(Dataset items)
====
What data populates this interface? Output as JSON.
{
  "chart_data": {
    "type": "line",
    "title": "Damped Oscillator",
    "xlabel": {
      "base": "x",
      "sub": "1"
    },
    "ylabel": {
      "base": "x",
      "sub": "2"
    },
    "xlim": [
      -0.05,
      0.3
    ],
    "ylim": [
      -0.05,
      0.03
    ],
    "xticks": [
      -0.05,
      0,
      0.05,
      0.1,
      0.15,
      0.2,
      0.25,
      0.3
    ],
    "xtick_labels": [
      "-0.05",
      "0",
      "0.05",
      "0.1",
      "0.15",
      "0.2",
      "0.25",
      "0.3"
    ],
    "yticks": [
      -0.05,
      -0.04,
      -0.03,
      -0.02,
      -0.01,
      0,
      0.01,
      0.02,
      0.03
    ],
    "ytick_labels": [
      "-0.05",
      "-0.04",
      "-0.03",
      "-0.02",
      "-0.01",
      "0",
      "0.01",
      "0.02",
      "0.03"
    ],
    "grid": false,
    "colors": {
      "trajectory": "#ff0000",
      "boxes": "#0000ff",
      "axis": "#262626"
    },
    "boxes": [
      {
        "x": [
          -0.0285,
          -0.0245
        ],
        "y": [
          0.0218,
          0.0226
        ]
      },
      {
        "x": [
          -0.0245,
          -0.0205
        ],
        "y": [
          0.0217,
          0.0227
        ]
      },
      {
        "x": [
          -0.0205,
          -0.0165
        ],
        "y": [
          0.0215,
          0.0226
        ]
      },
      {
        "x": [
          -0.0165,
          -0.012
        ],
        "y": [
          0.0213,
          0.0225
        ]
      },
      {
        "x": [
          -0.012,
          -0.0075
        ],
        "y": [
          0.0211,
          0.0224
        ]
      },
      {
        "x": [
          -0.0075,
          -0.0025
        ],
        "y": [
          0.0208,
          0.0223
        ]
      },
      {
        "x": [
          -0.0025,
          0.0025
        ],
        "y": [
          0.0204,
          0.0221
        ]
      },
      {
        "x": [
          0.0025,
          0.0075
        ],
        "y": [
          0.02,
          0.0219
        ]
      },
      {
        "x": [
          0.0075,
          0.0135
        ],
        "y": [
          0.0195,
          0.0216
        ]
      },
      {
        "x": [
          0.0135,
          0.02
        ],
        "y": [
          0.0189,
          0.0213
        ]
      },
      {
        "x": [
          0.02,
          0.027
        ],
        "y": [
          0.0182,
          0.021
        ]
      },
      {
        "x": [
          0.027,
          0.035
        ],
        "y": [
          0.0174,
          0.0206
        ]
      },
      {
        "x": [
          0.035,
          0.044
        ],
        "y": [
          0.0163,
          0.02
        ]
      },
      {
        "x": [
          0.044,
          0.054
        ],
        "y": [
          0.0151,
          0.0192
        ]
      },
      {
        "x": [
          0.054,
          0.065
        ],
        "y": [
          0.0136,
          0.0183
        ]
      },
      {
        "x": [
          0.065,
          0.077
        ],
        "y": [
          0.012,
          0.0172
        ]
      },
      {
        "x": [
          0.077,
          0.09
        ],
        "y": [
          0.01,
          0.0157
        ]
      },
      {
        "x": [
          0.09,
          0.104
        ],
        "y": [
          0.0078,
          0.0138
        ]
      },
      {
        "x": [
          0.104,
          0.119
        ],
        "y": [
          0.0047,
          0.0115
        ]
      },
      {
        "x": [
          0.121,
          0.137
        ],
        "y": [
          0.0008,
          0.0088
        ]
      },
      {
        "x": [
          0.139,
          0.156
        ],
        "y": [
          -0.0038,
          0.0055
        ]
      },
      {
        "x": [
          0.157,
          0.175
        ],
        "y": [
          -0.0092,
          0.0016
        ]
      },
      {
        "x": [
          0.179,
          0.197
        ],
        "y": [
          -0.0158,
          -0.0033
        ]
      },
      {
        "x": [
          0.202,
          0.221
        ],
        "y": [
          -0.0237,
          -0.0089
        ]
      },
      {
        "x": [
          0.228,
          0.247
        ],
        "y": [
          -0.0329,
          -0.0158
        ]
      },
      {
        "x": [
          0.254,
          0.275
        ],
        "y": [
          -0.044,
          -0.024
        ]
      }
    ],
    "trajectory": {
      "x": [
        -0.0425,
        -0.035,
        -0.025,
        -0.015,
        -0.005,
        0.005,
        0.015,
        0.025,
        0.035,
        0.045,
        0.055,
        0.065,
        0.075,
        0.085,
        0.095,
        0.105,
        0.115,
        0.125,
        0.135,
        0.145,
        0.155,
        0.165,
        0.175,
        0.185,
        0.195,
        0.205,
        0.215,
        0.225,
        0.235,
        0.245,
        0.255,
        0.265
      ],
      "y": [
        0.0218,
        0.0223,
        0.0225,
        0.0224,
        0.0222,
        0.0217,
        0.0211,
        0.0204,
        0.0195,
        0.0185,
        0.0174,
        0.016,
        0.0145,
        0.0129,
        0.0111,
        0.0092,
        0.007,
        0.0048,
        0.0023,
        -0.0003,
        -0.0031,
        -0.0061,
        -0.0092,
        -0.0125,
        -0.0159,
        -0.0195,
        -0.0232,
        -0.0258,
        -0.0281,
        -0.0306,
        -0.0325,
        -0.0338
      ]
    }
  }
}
====
### Stated problem
Repeat the material above in full, keeping every word.

### Solution to this task
What data populates this interface? Output as JSON.
{
  "chart_data": {
    "type": "line",
    "title": "Damped Oscillator",
    "xlabel": {
      "base": "x",
      "sub": "1"
    },
    "ylabel": {
      "base": "x",
      "sub": "2"
    },
    "xlim": [
      -0.05,
      0.3
    ],
    "ylim": [
      -0.05,
      0.03
    ],
    "xticks": [
      -0.05,
      0,
      0.05,
      0.1,
      0.15,
      0.2,
      0.25,
      0.3
    ],
    "xtick_labels": [
      "-0.05",
      "0",
      "0.05",
      "0.1",
      "0.15",
      "0.2",
      "0.25",
      "0.3"
    ],
    "yticks": [
      -0.05,
      -0.04,
      -0.03,
      -0.02,
      -0.01,
      0,
      0.01,
      0.02,
      0.03
    ],
    "ytick_labels": [
      "-0.05",
      "-0.04",
      "-0.03",
      "-0.02",
      "-0.01",
      "0",
      "0.01",
      "0.02",
      "0.03"
    ],
    "grid": false,
    "colors": {
      "trajectory": "#ff0000",
      "boxes": "#0000ff",
      "axis": "#262626"
    },
    "boxes": [
      {
        "x": [
          -0.0285,
          -0.0245
        ],
        "y": [
          0.0218,
          0.0226
        ]
      },
      {
        "x": [
          -0.0245,
          -0.0205
        ],
        "y": [
          0.0217,
          0.0227
        ]
      },
      {
        "x": [
          -0.0205,
          -0.0165
        ],
        "y": [
          0.0215,
          0.0226
        ]
      },
      {
        "x": [
          -0.0165,
          -0.012
        ],
        "y": [
          0.0213,
          0.0225
        ]
      },
      {
        "x": [
          -0.012,
          -0.0075
        ],
        "y": [
          0.0211,
          0.0224
        ]
      },
      {
        "x": [
          -0.0075,
          -0.0025
        ],
        "y": [
          0.0208,
          0.0223
        ]
      },
      {
        "x": [
          -0.0025,
          0.0025
        ],
        "y": [
          0.0204,
          0.0221
        ]
      },
      {
        "x": [
          0.0025,
          0.0075
        ],
        "y": [
          0.02,
          0.0219
        ]
      },
      {
        "x": [
          0.0075,
          0.0135
        ],
        "y": [
          0.0195,
          0.0216
        ]
      },
      {
        "x": [
          0.0135,
          0.02
        ],
        "y": [
          0.0189,
          0.0213
        ]
      },
      {
        "x": [
          0.02,
          0.027
        ],
        "y": [
          0.0182,
          0.021
        ]
      },
      {
        "x": [
          0.027,
          0.035
        ],
        "y": [
          0.0174,
          0.0206
        ]
      },
      {
        "x": [
          0.035,
          0.044
        ],
        "y": [
          0.0163,
          0.02
        ]
      },
      {
        "x": [
          0.044,
          0.054
        ],
        "y": [
          0.0151,
          0.0192
        ]
      },
      {
        "x": [
          0.054,
          0.065
        ],
        "y": [
          0.0136,
          0.0183
        ]
      },
      {
        "x": [
          0.065,
          0.077
        ],
        "y": [
          0.012,
          0.0172
        ]
      },
      {
        "x": [
          0.077,
          0.09
        ],
        "y": [
          0.01,
          0.0157
        ]
      },
      {
        "x": [
          0.09,
          0.104
        ],
        "y": [
          0.0078,
          0.0138
        ]
      },
      {
        "x": [
          0.104,
          0.119
        ],
        "y": [
          0.0047,
          0.0115
        ]
      },
      {
        "x": [
          0.121,
          0.137
        ],
        "y": [
          0.0008,
          0.0088
        ]
      },
      {
        "x": [
          0.139,
          0.156
        ],
        "y": [
          -0.0038,
          0.0055
        ]
      },
      {
        "x": [
          0.157,
          0.175
        ],
        "y": [
          -0.0092,
          0.0016
        ]
      },
      {
        "x": [
          0.179,
          0.197
        ],
        "y": [
          -0.0158,
          -0.0033
        ]
      },
      {
        "x": [
          0.202,
          0.221
        ],
        "y": [
          -0.0237,
          -0.0089
        ]
      },
      {
        "x": [
          0.228,
          0.247
        ],
        "y": [
          -0.0329,
          -0.0158
        ]
      },
      {
        "x": [
          0.254,
          0.275
        ],
        "y": [
          -0.044,
          -0.024
        ]
      }
    ],
    "trajectory": {
      "x": [
        -0.0425,
        -0.035,
        -0.025,
        -0.015,
        -0.005,
        0.005,
        0.015,
        0.025,
        0.035,
        0.045,
        0.055,
        0.065,
        0.075,
        0.085,
        0.095,
        0.105,
        0.115,
        0.125,
        0.135,
        0.145,
        0.155,
        0.165,
        0.175,
        0.185,
        0.195,
        0.205,
        0.215,
        0.225,
        0.235,
        0.245,
        0.255,
        0.265
      ],
      "y": [
        0.0218,
        0.0223,
        0.0225,
        0.0224,
        0.0222,
        0.0217,
        0.0211,
        0.0204,
        0.0195,
        0.0185,
        0.0174,
        0.016,
        0.0145,
        0.0129,
        0.0111,
        0.0092,
        0.007,
        0.0048,
        0.0023,
        -0.0003,
        -0.0031,
        -0.0061,
        -0.0092,
        -0.0125,
        -0.0159,
        -0.0195,
        -0.0232,
        -0.0258,
        -0.0281,
        -0.0306,
        -0.0325,
        -0.0338
      ]
    }
  }
}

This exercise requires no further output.